YOUR GOAL:
Exact repetition of every entry is required.

GIVEN RECORDS:
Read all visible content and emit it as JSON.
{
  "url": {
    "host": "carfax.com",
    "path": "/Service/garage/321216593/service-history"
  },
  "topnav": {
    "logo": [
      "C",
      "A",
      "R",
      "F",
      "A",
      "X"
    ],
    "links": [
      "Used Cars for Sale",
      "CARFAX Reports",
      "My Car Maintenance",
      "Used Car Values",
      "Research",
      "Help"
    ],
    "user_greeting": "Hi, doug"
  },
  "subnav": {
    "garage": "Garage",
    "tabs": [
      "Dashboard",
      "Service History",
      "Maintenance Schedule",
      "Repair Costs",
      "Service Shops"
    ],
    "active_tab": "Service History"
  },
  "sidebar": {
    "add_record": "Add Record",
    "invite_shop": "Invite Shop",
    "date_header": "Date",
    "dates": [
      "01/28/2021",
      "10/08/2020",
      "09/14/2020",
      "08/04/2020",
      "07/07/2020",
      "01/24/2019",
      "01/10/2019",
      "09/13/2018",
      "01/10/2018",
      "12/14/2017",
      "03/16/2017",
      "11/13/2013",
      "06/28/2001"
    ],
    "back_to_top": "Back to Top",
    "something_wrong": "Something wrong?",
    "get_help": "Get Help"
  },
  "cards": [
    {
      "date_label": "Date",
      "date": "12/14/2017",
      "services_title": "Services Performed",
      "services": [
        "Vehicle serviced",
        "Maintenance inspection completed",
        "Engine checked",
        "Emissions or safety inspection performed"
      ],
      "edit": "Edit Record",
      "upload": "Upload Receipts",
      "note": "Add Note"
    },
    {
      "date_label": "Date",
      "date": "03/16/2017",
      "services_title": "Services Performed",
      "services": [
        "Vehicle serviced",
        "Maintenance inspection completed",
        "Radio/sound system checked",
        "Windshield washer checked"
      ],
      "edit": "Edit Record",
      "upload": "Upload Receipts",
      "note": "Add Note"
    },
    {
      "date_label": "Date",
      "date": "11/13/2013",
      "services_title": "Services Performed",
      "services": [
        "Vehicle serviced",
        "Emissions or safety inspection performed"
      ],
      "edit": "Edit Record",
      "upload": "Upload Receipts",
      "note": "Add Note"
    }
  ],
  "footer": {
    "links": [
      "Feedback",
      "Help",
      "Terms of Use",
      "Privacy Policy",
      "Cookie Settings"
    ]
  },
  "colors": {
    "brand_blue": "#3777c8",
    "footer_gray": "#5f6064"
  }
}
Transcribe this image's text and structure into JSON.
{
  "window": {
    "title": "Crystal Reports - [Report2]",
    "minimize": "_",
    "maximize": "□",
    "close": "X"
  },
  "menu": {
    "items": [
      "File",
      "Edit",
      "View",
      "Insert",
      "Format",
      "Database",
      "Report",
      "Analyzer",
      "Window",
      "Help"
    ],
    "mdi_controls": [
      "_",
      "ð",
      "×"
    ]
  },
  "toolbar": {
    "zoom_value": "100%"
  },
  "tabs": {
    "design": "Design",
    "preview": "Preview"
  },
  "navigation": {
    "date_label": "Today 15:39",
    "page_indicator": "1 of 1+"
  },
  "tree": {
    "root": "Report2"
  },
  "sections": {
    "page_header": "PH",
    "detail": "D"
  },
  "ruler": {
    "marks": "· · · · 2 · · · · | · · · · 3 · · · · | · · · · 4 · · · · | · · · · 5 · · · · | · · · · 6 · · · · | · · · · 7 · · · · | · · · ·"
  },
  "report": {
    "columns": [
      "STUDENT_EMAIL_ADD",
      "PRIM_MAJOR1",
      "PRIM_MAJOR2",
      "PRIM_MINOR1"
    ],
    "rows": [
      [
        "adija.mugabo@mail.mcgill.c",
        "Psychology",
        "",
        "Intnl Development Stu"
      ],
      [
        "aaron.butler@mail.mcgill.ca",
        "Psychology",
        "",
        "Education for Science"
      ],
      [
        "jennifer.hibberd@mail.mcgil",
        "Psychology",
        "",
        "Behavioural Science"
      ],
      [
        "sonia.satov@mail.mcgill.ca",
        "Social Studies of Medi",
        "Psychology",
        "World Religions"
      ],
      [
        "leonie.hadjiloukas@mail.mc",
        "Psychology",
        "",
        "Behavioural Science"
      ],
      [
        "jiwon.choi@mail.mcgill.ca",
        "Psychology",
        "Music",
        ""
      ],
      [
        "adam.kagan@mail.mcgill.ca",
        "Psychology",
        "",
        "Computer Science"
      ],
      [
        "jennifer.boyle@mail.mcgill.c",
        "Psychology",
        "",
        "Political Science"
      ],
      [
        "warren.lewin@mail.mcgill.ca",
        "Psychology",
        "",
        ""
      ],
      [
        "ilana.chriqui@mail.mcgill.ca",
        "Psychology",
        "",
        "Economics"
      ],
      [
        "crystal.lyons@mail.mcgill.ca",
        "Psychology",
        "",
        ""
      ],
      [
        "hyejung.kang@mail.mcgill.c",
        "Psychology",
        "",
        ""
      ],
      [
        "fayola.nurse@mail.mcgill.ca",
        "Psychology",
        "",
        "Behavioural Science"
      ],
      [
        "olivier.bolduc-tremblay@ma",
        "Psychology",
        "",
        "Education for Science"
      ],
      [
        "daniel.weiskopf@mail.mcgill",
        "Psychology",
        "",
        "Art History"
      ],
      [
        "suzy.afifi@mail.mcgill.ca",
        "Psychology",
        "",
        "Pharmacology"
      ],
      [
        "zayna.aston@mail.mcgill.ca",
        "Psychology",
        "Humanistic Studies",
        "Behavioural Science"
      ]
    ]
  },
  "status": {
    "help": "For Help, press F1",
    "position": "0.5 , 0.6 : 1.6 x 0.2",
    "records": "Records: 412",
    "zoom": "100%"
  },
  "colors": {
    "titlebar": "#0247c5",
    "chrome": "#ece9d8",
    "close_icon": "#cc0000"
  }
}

EXERCISE RESPONSE:
Read all visible content and emit it as JSON.
{
  "url": {
    "host": "carfax.com",
    "path": "/Service/garage/321216593/service-history"
  },
  "topnav": {
    "logo": [
      "C",
      "A",
      "R",
      "F",
      "A",
      "X"
    ],
    "links": [
      "Used Cars for Sale",
      "CARFAX Reports",
      "My Car Maintenance",
      "Used Car Values",
      "Research",
      "Help"
    ],
    "user_greeting": "Hi, doug"
  },
  "subnav": {
    "garage": "Garage",
    "tabs": [
      "Dashboard",
      "Service History",
      "Maintenance Schedule",
      "Repair Costs",
      "Service Shops"
    ],
    "active_tab": "Service History"
  },
  "sidebar": {
    "add_record": "Add Record",
    "invite_shop": "Invite Shop",
    "date_header": "Date",
    "dates": [
      "01/28/2021",
      "10/08/2020",
      "09/14/2020",
      "08/04/2020",
      "07/07/2020",
      "01/24/2019",
      "01/10/2019",
      "09/13/2018",
      "01/10/2018",
      "12/14/2017",
      "03/16/2017",
      "11/13/2013",
      "06/28/2001"
    ],
    "back_to_top": "Back to Top",
    "something_wrong": "Something wrong?",
    "get_help": "Get Help"
  },
  "cards": [
    {
      "date_label": "Date",
      "date": "12/14/2017",
      "services_title": "Services Performed",
      "services": [
        "Vehicle serviced",
        "Maintenance inspection completed",
        "Engine checked",
        "Emissions or safety inspection performed"
      ],
      "edit": "Edit Record",
      "upload": "Upload Receipts",
      "note": "Add Note"
    },
    {
      "date_label": "Date",
      "date": "03/16/2017",
      "services_title": "Services Performed",
      "services": [
        "Vehicle serviced",
        "Maintenance inspection completed",
        "Radio/sound system checked",
        "Windshield washer checked"
      ],
      "edit": "Edit Record",
      "upload": "Upload Receipts",
      "note": "Add Note"
    },
    {
      "date_label": "Date",
      "date": "11/13/2013",
      "services_title": "Services Performed",
      "services": [
        "Vehicle serviced",
        "Emissions or safety inspection performed"
      ],
      "edit": "Edit Record",
      "upload": "Upload Receipts",
      "note": "Add Note"
    }
  ],
  "footer": {
    "links": [
      "Feedback",
      "Help",
      "Terms of Use",
      "Privacy Policy",
      "Cookie Settings"
    ]
  },
  "colors": {
    "brand_blue": "#3777c8",
    "footer_gray": "#5f6064"
  }
}
Transcribe this image's text and structure into JSON.
{
  "window": {
    "title": "Crystal Reports - [Report2]",
    "minimize": "_",
    "maximize": "□",
    "close": "X"
  },
  "menu": {
    "items": [
      "File",
      "Edit",
      "View",
      "Insert",
      "Format",
      "Database",
      "Report",
      "Analyzer",
      "Window",
      "Help"
    ],
    "mdi_controls": [
      "_",
      "ð",
      "×"
    ]
  },
  "toolbar": {
    "zoom_value": "100%"
  },
  "tabs": {
    "design": "Design",
    "preview": "Preview"
  },
  "navigation": {
    "date_label": "Today 15:39",
    "page_indicator": "1 of 1+"
  },
  "tree": {
    "root": "Report2"
  },
  "sections": {
    "page_header": "PH",
    "detail": "D"
  },
  "ruler": {
    "marks": "· · · · 2 · · · · | · · · · 3 · · · · | · · · · 4 · · · · | · · · · 5 · · · · | · · · · 6 · · · · | · · · · 7 · · · · | · · · ·"
  },
  "report": {
    "columns": [
      "STUDENT_EMAIL_ADD",
      "PRIM_MAJOR1",
      "PRIM_MAJOR2",
      "PRIM_MINOR1"
    ],
    "rows": [
      [
        "adija.mugabo@mail.mcgill.c",
        "Psychology",
        "",
        "Intnl Development Stu"
      ],
      [
        "aaron.butler@mail.mcgill.ca",
        "Psychology",
        "",
        "Education for Science"
      ],
      [
        "jennifer.hibberd@mail.mcgil",
        "Psychology",
        "",
        "Behavioural Science"
      ],
      [
        "sonia.satov@mail.mcgill.ca",
        "Social Studies of Medi",
        "Psychology",
        "World Religions"
      ],
      [
        "leonie.hadjiloukas@mail.mc",
        "Psychology",
        "",
        "Behavioural Science"
      ],
      [
        "jiwon.choi@mail.mcgill.ca",
        "Psychology",
        "Music",
        ""
      ],
      [
        "adam.kagan@mail.mcgill.ca",
        "Psychology",
        "",
        "Computer Science"
      ],
      [
        "jennifer.boyle@mail.mcgill.c",
        "Psychology",
        "",
        "Political Science"
      ],
      [
        "warren.lewin@mail.mcgill.ca",
        "Psychology",
        "",
        ""
      ],
      [
        "ilana.chriqui@mail.mcgill.ca",
        "Psychology",
        "",
        "Economics"
      ],
      [
        "crystal.lyons@mail.mcgill.ca",
        "Psychology",
        "",
        ""
      ],
      [
        "hyejung.kang@mail.mcgill.c",
        "Psychology",
        "",
        ""
      ],
      [
        "fayola.nurse@mail.mcgill.ca",
        "Psychology",
        "",
        "Behavioural Science"
      ],
      [
        "olivier.bolduc-tremblay@ma",
        "Psychology",
        "",
        "Education for Science"
      ],
      [
        "daniel.weiskopf@mail.mcgill",
        "Psychology",
        "",
        "Art History"
      ],
      [
        "suzy.afifi@mail.mcgill.ca",
        "Psychology",
        "",
        "Pharmacology"
      ],
      [
        "zayna.aston@mail.mcgill.ca",
        "Psychology",
        "Humanistic Studies",
        "Behavioural Science"
      ]
    ]
  },
  "status": {
    "help": "For Help, press F1",
    "position": "0.5 , 0.6 : 1.6 x 0.2",
    "records": "Records: 412",
    "zoom": "100%"
  },
  "colors": {
    "titlebar": "#0247c5",
    "chrome": "#ece9d8",
    "close_icon": "#cc0000"
  }
}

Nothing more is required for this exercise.